→ TASK DESCRIPTION
Repeat each entry word for word. Leave any images out of the copy.
Begin DATA LISTING
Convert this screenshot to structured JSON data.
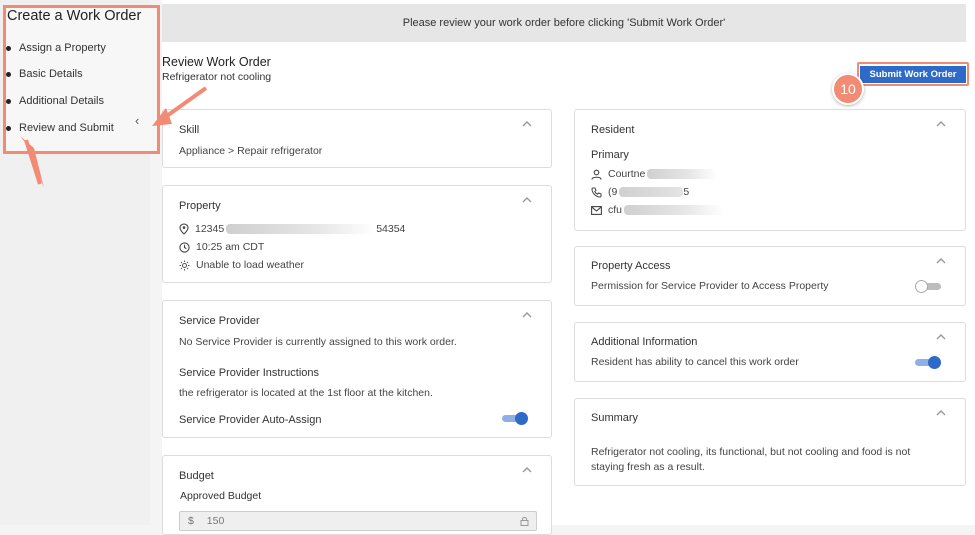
{
  "sidebar": {
    "title": "Create a Work Order",
    "steps": [
      {
        "label": "Assign a Property"
      },
      {
        "label": "Basic Details"
      },
      {
        "label": "Additional Details"
      },
      {
        "label": "Review and Submit"
      }
    ],
    "active_step": "Review and Submit"
  },
  "banner": {
    "text": "Please review your work order before clicking 'Submit Work Order'"
  },
  "review": {
    "title": "Review Work Order",
    "subtitle": "Refrigerator not cooling",
    "submit_label": "Submit Work Order",
    "step_badge": "10"
  },
  "skill": {
    "title": "Skill",
    "value": "Appliance > Repair refrigerator"
  },
  "property": {
    "title": "Property",
    "address_prefix": "12345",
    "address_suffix": "54354",
    "time": "10:25 am CDT",
    "weather": "Unable to load weather"
  },
  "service_provider": {
    "title": "Service Provider",
    "status": "No Service Provider is currently assigned to this work order.",
    "instructions_title": "Service Provider Instructions",
    "instructions": "the refrigerator is located at the 1st floor at the kitchen.",
    "auto_assign_label": "Service Provider Auto-Assign",
    "auto_assign_on": true
  },
  "budget": {
    "title": "Budget",
    "approved_label": "Approved Budget",
    "currency_symbol": "$",
    "value": "150"
  },
  "resident": {
    "title": "Resident",
    "type": "Primary",
    "name_visible": "Courtne",
    "phone_visible_start": "(9",
    "phone_visible_end": "5",
    "email_visible": "cfu"
  },
  "property_access": {
    "title": "Property Access",
    "label": "Permission for Service Provider to Access Property",
    "enabled": false
  },
  "additional_info": {
    "title": "Additional Information",
    "label": "Resident has ability to cancel this work order",
    "enabled": true
  },
  "summary": {
    "title": "Summary",
    "text_line1": "Refrigerator not cooling, its functional, but not cooling and food is not",
    "text_line2": "staying fresh as a result."
  },
  "colors": {
    "accent": "#2e6bc8",
    "annotation": "#f28b74",
    "sidebar_bg": "#f0f0f0"
  }
}
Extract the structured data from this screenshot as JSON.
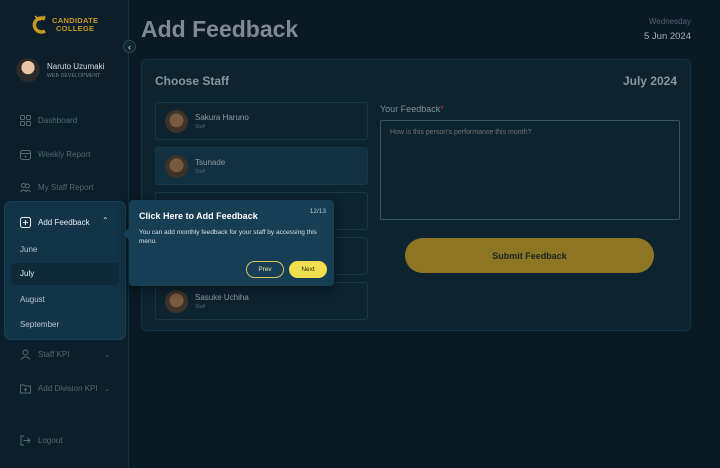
{
  "brand": {
    "name_line1": "CANDIDATE",
    "name_line2": "COLLEGE"
  },
  "profile": {
    "name": "Naruto Uzumaki",
    "role": "WEB DEVELOPMENT"
  },
  "sidebar": {
    "items": [
      {
        "label": "Dashboard",
        "icon": "grid-icon"
      },
      {
        "label": "Weekly Report",
        "icon": "calendar-icon"
      },
      {
        "label": "My Staff Report",
        "icon": "users-icon"
      },
      {
        "label": "Add Feedback",
        "icon": "plus-square-icon",
        "expanded": true
      },
      {
        "label": "Staff KPI",
        "icon": "user-icon"
      },
      {
        "label": "Add Division KPI",
        "icon": "folder-plus-icon"
      }
    ],
    "submenu": [
      "June",
      "July",
      "August",
      "September"
    ],
    "submenu_active": "July",
    "logout": "Logout"
  },
  "header": {
    "title": "Add Feedback",
    "day": "Wednesday",
    "date": "5 Jun 2024"
  },
  "card": {
    "title": "Choose Staff",
    "month": "July 2024",
    "staff": [
      {
        "name": "Sakura Haruno",
        "role": "Staff"
      },
      {
        "name": "Tsunade",
        "role": "Staff",
        "selected": true
      },
      {
        "name": "",
        "role": ""
      },
      {
        "name": "",
        "role": ""
      },
      {
        "name": "Sasuke Uchiha",
        "role": "Staff"
      }
    ],
    "feedback_label": "Your Feedback",
    "feedback_required": "*",
    "feedback_placeholder": "How is this person's performance this month?",
    "submit_label": "Submit Feedback"
  },
  "tour": {
    "title": "Click Here to Add Feedback",
    "count": "12/13",
    "body": "You can add monthly feedback for your staff by accessing this menu.",
    "prev": "Prev",
    "next": "Next"
  },
  "colors": {
    "accent": "#8d7623",
    "tour_bg": "#163e55",
    "next_btn": "#f2df4f",
    "brand": "#c79a22"
  }
}
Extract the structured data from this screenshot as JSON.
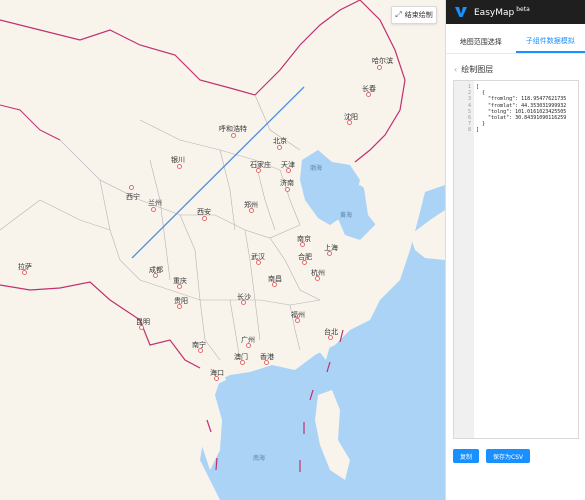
{
  "map": {
    "end_draw_label": "结束绘制",
    "cities": [
      {
        "name": "哈尔滨"
      },
      {
        "name": "长春"
      },
      {
        "name": "沈阳"
      },
      {
        "name": "呼和浩特"
      },
      {
        "name": "北京"
      },
      {
        "name": "天津"
      },
      {
        "name": "石家庄"
      },
      {
        "name": "银川"
      },
      {
        "name": "济南"
      },
      {
        "name": "西宁"
      },
      {
        "name": "兰州"
      },
      {
        "name": "西安"
      },
      {
        "name": "郑州"
      },
      {
        "name": "南京"
      },
      {
        "name": "上海"
      },
      {
        "name": "合肥"
      },
      {
        "name": "武汉"
      },
      {
        "name": "杭州"
      },
      {
        "name": "拉萨"
      },
      {
        "name": "成都"
      },
      {
        "name": "重庆"
      },
      {
        "name": "南昌"
      },
      {
        "name": "长沙"
      },
      {
        "name": "贵阳"
      },
      {
        "name": "福州"
      },
      {
        "name": "台北"
      },
      {
        "name": "昆明"
      },
      {
        "name": "南宁"
      },
      {
        "name": "广州"
      },
      {
        "name": "澳门"
      },
      {
        "name": "香港"
      },
      {
        "name": "海口"
      }
    ],
    "seas": [
      "渤海",
      "黄海",
      "南海"
    ]
  },
  "panel": {
    "brand": "EasyMap",
    "brand_badge": "beta",
    "tabs": [
      {
        "label": "地图范围选择"
      },
      {
        "label": "子组件数据模拟"
      }
    ],
    "section_title": "绘制图层",
    "code_lines": [
      "[",
      "  {",
      "    \"fromlng\": 118.95477621735",
      "    \"fromlat\": 44.353031999932",
      "    \"tolng\": 101.0161023425505",
      "    \"tolat\": 30.84391090116259",
      "  }",
      "]"
    ],
    "line_numbers": [
      "1",
      "2",
      "3",
      "4",
      "5",
      "6",
      "7",
      "8"
    ],
    "copy_label": "复制",
    "save_csv_label": "保存为CSV"
  },
  "colors": {
    "accent": "#1890ff",
    "topbar": "#1f1f1f",
    "land": "#f8f4ec",
    "water": "#aad3f5",
    "border": "#c03070"
  }
}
End DATA LISTING
→ COMPLETE OUTPUT
Convert this screenshot to structured JSON data.
{
  "sidebar": {
    "title": "Create a Work Order",
    "steps": [
      {
        "label": "Assign a Property"
      },
      {
        "label": "Basic Details"
      },
      {
        "label": "Additional Details"
      },
      {
        "label": "Review and Submit"
      }
    ],
    "active_step": "Review and Submit"
  },
  "banner": {
    "text": "Please review your work order before clicking 'Submit Work Order'"
  },
  "review": {
    "title": "Review Work Order",
    "subtitle": "Refrigerator not cooling",
    "submit_label": "Submit Work Order",
    "step_badge": "10"
  },
  "skill": {
    "title": "Skill",
    "value": "Appliance > Repair refrigerator"
  },
  "property": {
    "title": "Property",
    "address_prefix": "12345",
    "address_suffix": "54354",
    "time": "10:25 am CDT",
    "weather": "Unable to load weather"
  },
  "service_provider": {
    "title": "Service Provider",
    "status": "No Service Provider is currently assigned to this work order.",
    "instructions_title": "Service Provider Instructions",
    "instructions": "the refrigerator is located at the 1st floor at the kitchen.",
    "auto_assign_label": "Service Provider Auto-Assign",
    "auto_assign_on": true
  },
  "budget": {
    "title": "Budget",
    "approved_label": "Approved Budget",
    "currency_symbol": "$",
    "value": "150"
  },
  "resident": {
    "title": "Resident",
    "type": "Primary",
    "name_visible": "Courtne",
    "phone_visible_start": "(9",
    "phone_visible_end": "5",
    "email_visible": "cfu"
  },
  "property_access": {
    "title": "Property Access",
    "label": "Permission for Service Provider to Access Property",
    "enabled": false
  },
  "additional_info": {
    "title": "Additional Information",
    "label": "Resident has ability to cancel this work order",
    "enabled": true
  },
  "summary": {
    "title": "Summary",
    "text_line1": "Refrigerator not cooling, its functional, but not cooling and food is not",
    "text_line2": "staying fresh as a result."
  },
  "colors": {
    "accent": "#2e6bc8",
    "annotation": "#f28b74",
    "sidebar_bg": "#f0f0f0"
  }
}
Extract the structured data from this screenshot as JSON.
{
  "brand": {
    "name_line1": "CANDIDATE",
    "name_line2": "COLLEGE"
  },
  "profile": {
    "name": "Naruto Uzumaki",
    "role": "WEB DEVELOPMENT"
  },
  "sidebar": {
    "items": [
      {
        "label": "Dashboard",
        "icon": "grid-icon"
      },
      {
        "label": "Weekly Report",
        "icon": "calendar-icon"
      },
      {
        "label": "My Staff Report",
        "icon": "users-icon"
      },
      {
        "label": "Add Feedback",
        "icon": "plus-square-icon",
        "expanded": true
      },
      {
        "label": "Staff KPI",
        "icon": "user-icon"
      },
      {
        "label": "Add Division KPI",
        "icon": "folder-plus-icon"
      }
    ],
    "submenu": [
      "June",
      "July",
      "August",
      "September"
    ],
    "submenu_active": "July",
    "logout": "Logout"
  },
  "header": {
    "title": "Add Feedback",
    "day": "Wednesday",
    "date": "5 Jun 2024"
  },
  "card": {
    "title": "Choose Staff",
    "month": "July 2024",
    "staff": [
      {
        "name": "Sakura Haruno",
        "role": "Staff"
      },
      {
        "name": "Tsunade",
        "role": "Staff",
        "selected": true
      },
      {
        "name": "",
        "role": ""
      },
      {
        "name": "",
        "role": ""
      },
      {
        "name": "Sasuke Uchiha",
        "role": "Staff"
      }
    ],
    "feedback_label": "Your Feedback",
    "feedback_required": "*",
    "feedback_placeholder": "How is this person's performance this month?",
    "submit_label": "Submit Feedback"
  },
  "tour": {
    "title": "Click Here to Add Feedback",
    "count": "12/13",
    "body": "You can add monthly feedback for your staff by accessing this menu.",
    "prev": "Prev",
    "next": "Next"
  },
  "colors": {
    "accent": "#8d7623",
    "tour_bg": "#163e55",
    "next_btn": "#f2df4f",
    "brand": "#c79a22"
  }
}
Extract the structured data from this screenshot as JSON.
{
  "map": {
    "end_draw_label": "结束绘制",
    "cities": [
      {
        "name": "哈尔滨"
      },
      {
        "name": "长春"
      },
      {
        "name": "沈阳"
      },
      {
        "name": "呼和浩特"
      },
      {
        "name": "北京"
      },
      {
        "name": "天津"
      },
      {
        "name": "石家庄"
      },
      {
        "name": "银川"
      },
      {
        "name": "济南"
      },
      {
        "name": "西宁"
      },
      {
        "name": "兰州"
      },
      {
        "name": "西安"
      },
      {
        "name": "郑州"
      },
      {
        "name": "南京"
      },
      {
        "name": "上海"
      },
      {
        "name": "合肥"
      },
      {
        "name": "武汉"
      },
      {
        "name": "杭州"
      },
      {
        "name": "拉萨"
      },
      {
        "name": "成都"
      },
      {
        "name": "重庆"
      },
      {
        "name": "南昌"
      },
      {
        "name": "长沙"
      },
      {
        "name": "贵阳"
      },
      {
        "name": "福州"
      },
      {
        "name": "台北"
      },
      {
        "name": "昆明"
      },
      {
        "name": "南宁"
      },
      {
        "name": "广州"
      },
      {
        "name": "澳门"
      },
      {
        "name": "香港"
      },
      {
        "name": "海口"
      }
    ],
    "seas": [
      "渤海",
      "黄海",
      "南海"
    ]
  },
  "panel": {
    "brand": "EasyMap",
    "brand_badge": "beta",
    "tabs": [
      {
        "label": "地图范围选择"
      },
      {
        "label": "子组件数据模拟"
      }
    ],
    "section_title": "绘制图层",
    "code_lines": [
      "[",
      "  {",
      "    \"fromlng\": 118.95477621735",
      "    \"fromlat\": 44.353031999932",
      "    \"tolng\": 101.0161023425505",
      "    \"tolat\": 30.84391090116259",
      "  }",
      "]"
    ],
    "line_numbers": [
      "1",
      "2",
      "3",
      "4",
      "5",
      "6",
      "7",
      "8"
    ],
    "copy_label": "复制",
    "save_csv_label": "保存为CSV"
  },
  "colors": {
    "accent": "#1890ff",
    "topbar": "#1f1f1f",
    "land": "#f8f4ec",
    "water": "#aad3f5",
    "border": "#c03070"
  }
}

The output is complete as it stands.